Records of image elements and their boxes
-=-=-
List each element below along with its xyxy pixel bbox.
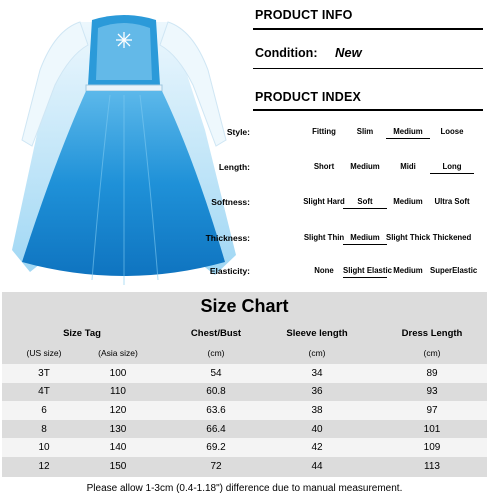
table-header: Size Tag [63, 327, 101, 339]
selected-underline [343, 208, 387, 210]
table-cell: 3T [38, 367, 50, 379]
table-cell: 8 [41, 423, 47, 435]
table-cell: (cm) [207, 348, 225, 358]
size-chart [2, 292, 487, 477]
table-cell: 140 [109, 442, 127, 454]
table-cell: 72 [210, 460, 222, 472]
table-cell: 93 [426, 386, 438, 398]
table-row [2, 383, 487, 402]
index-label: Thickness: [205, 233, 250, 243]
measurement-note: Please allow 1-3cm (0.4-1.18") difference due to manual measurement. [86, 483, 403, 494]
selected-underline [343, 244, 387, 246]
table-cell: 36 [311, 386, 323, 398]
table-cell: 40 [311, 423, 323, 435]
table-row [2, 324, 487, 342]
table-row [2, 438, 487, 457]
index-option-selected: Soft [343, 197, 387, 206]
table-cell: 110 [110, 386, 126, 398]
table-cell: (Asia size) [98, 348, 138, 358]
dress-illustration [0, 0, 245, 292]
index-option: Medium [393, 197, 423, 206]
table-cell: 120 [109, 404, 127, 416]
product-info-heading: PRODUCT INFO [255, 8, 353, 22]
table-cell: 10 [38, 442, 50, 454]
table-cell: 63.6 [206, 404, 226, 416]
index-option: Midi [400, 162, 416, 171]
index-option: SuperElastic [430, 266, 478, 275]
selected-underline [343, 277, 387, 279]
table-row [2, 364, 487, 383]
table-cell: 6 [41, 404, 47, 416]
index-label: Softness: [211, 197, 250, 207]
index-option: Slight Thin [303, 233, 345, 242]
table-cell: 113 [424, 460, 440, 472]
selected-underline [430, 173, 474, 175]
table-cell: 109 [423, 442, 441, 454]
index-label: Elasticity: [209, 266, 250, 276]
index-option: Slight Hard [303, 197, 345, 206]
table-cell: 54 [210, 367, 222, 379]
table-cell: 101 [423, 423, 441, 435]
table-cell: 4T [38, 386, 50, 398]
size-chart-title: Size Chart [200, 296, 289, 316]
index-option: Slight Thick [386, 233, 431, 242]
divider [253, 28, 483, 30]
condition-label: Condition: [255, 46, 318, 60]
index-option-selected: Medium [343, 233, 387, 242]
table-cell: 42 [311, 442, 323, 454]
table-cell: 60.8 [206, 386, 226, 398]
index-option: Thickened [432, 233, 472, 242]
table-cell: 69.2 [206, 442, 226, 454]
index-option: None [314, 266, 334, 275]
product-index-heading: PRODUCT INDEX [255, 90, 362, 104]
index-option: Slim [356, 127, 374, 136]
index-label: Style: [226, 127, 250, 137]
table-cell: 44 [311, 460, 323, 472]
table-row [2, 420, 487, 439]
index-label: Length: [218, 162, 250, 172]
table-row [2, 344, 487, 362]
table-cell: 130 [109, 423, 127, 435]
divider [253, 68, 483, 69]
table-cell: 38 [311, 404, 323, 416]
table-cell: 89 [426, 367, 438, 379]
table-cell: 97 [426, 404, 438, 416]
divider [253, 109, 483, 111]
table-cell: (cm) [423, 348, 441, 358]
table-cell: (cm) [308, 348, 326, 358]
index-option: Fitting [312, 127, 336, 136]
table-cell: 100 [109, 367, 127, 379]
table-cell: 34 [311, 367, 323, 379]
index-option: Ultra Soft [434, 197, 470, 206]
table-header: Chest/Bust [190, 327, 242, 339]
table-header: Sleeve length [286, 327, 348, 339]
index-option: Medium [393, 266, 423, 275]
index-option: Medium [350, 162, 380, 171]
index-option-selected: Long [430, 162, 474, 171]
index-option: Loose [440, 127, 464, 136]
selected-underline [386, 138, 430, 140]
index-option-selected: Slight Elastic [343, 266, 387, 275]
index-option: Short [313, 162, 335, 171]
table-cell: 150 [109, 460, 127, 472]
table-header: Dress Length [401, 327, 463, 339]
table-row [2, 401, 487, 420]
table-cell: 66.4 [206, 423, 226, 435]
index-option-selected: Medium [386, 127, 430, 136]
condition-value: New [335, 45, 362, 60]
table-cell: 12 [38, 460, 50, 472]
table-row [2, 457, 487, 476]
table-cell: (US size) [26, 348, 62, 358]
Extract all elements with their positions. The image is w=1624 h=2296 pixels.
-=-=-
*Your objective:*
Copy every line of the records above word for word, leaving out the pictures.

*Exercise output:*
List each element below along with its xyxy pixel bbox.
table-header: Size Tag [63, 327, 101, 339]
selected-underline [343, 208, 387, 210]
table-cell: 3T [38, 367, 50, 379]
table-cell: 8 [41, 423, 47, 435]
table-cell: (cm) [207, 348, 225, 358]
size-chart [2, 292, 487, 477]
table-cell: 140 [109, 442, 127, 454]
table-cell: 72 [210, 460, 222, 472]
table-cell: 93 [426, 386, 438, 398]
table-row [2, 383, 487, 402]
index-label: Thickness: [205, 233, 250, 243]
measurement-note: Please allow 1-3cm (0.4-1.18") difference due to manual measurement. [86, 483, 403, 494]
selected-underline [343, 244, 387, 246]
table-cell: 36 [311, 386, 323, 398]
table-cell: 40 [311, 423, 323, 435]
table-row [2, 324, 487, 342]
table-row [2, 438, 487, 457]
index-option-selected: Soft [343, 197, 387, 206]
table-cell: 110 [110, 386, 126, 398]
table-cell: (Asia size) [98, 348, 138, 358]
dress-illustration [0, 0, 245, 292]
index-option: Medium [393, 197, 423, 206]
table-cell: 120 [109, 404, 127, 416]
product-info-heading: PRODUCT INFO [255, 8, 353, 22]
table-cell: 10 [38, 442, 50, 454]
table-cell: 63.6 [206, 404, 226, 416]
index-option: Midi [400, 162, 416, 171]
index-option: SuperElastic [430, 266, 478, 275]
selected-underline [343, 277, 387, 279]
table-row [2, 364, 487, 383]
table-cell: 6 [41, 404, 47, 416]
index-label: Softness: [211, 197, 250, 207]
index-option: Slight Thin [303, 233, 345, 242]
table-cell: 113 [424, 460, 440, 472]
selected-underline [430, 173, 474, 175]
table-cell: 109 [423, 442, 441, 454]
index-label: Elasticity: [209, 266, 250, 276]
index-option: Slight Hard [303, 197, 345, 206]
table-cell: 54 [210, 367, 222, 379]
table-cell: 101 [423, 423, 441, 435]
table-cell: 4T [38, 386, 50, 398]
size-chart-title: Size Chart [200, 296, 289, 316]
index-option: Slight Thick [386, 233, 431, 242]
divider [253, 28, 483, 30]
condition-label: Condition: [255, 46, 318, 60]
index-option-selected: Medium [343, 233, 387, 242]
table-cell: 42 [311, 442, 323, 454]
table-cell: 60.8 [206, 386, 226, 398]
index-option: Thickened [432, 233, 472, 242]
table-cell: 69.2 [206, 442, 226, 454]
index-option: None [314, 266, 334, 275]
product-index-heading: PRODUCT INDEX [255, 90, 362, 104]
index-option: Slim [356, 127, 374, 136]
index-label: Style: [226, 127, 250, 137]
table-cell: 44 [311, 460, 323, 472]
table-row [2, 420, 487, 439]
index-label: Length: [218, 162, 250, 172]
table-row [2, 344, 487, 362]
table-cell: 130 [109, 423, 127, 435]
divider [253, 68, 483, 69]
table-cell: 38 [311, 404, 323, 416]
table-cell: 89 [426, 367, 438, 379]
table-cell: 97 [426, 404, 438, 416]
divider [253, 109, 483, 111]
table-cell: (cm) [423, 348, 441, 358]
table-cell: (cm) [308, 348, 326, 358]
index-option: Fitting [312, 127, 336, 136]
table-cell: 100 [109, 367, 127, 379]
table-cell: 34 [311, 367, 323, 379]
index-option: Ultra Soft [434, 197, 470, 206]
table-header: Chest/Bust [190, 327, 242, 339]
table-header: Sleeve length [286, 327, 348, 339]
index-option: Medium [393, 266, 423, 275]
index-option: Medium [350, 162, 380, 171]
index-option-selected: Long [430, 162, 474, 171]
index-option: Loose [440, 127, 464, 136]
selected-underline [386, 138, 430, 140]
index-option-selected: Slight Elastic [343, 266, 387, 275]
index-option: Short [313, 162, 335, 171]
table-cell: 150 [109, 460, 127, 472]
table-header: Dress Length [401, 327, 463, 339]
table-row [2, 401, 487, 420]
table-cell: 66.4 [206, 423, 226, 435]
index-option-selected: Medium [386, 127, 430, 136]
condition-value: New [335, 45, 362, 60]
table-cell: 12 [38, 460, 50, 472]
table-row [2, 457, 487, 476]
table-cell: (US size) [26, 348, 62, 358]
Extract all elements with their positions. The image is w=1624 h=2296 pixels.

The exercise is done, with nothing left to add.